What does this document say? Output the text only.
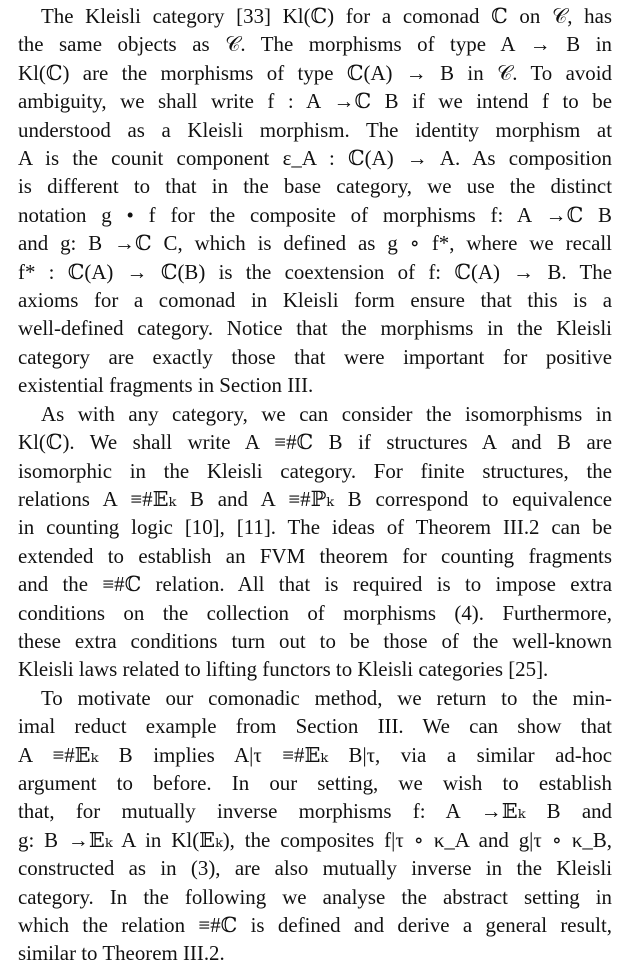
The Kleisli category [33] Kl(ℂ) for a comonad ℂ on 𝒞, has
the same objects as 𝒞. The morphisms of type A → B in
Kl(ℂ) are the morphisms of type ℂ(A) → B in 𝒞. To avoid
ambiguity, we shall write f : A →ℂ B if we intend f to be
understood as a Kleisli morphism. The identity morphism at
A is the counit component ε_A : ℂ(A) → A. As composition
is different to that in the base category, we use the distinct
notation g • f for the composite of morphisms f: A →ℂ B
and g: B →ℂ C, which is defined as g ∘ f*, where we recall
f* : ℂ(A) → ℂ(B) is the coextension of f: ℂ(A) → B. The
axioms for a comonad in Kleisli form ensure that this is a
well-defined category. Notice that the morphisms in the Kleisli
category are exactly those that were important for positive
existential fragments in Section III.
As with any category, we can consider the isomorphisms in
Kl(ℂ). We shall write A ≡#ℂ B if structures A and B are
isomorphic in the Kleisli category. For finite structures, the
relations A ≡#𝔼ₖ B and A ≡#ℙₖ B correspond to equivalence
in counting logic [10], [11]. The ideas of Theorem III.2 can be
extended to establish an FVM theorem for counting fragments
and the ≡#ℂ relation. All that is required is to impose extra
conditions on the collection of morphisms (4). Furthermore,
these extra conditions turn out to be those of the well-known
Kleisli laws related to lifting functors to Kleisli categories [25].
To motivate our comonadic method, we return to the min-
imal reduct example from Section III. We can show that
A ≡#𝔼ₖ B implies A|τ ≡#𝔼ₖ B|τ, via a similar ad-hoc
argument to before. In our setting, we wish to establish
that, for mutually inverse morphisms f: A →𝔼ₖ B and
g: B →𝔼ₖ A in Kl(𝔼ₖ), the composites f|τ ∘ κ_A and g|τ ∘ κ_B,
constructed as in (3), are also mutually inverse in the Kleisli
category. In the following we analyse the abstract setting in
which the relation ≡#ℂ is defined and derive a general result,
similar to Theorem III.2.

========

REQUIRED TASK: Collect each line containing the string "fragments".

TASK RESULT:
existential fragments in Section III.
extended to establish an FVM theorem for counting fragments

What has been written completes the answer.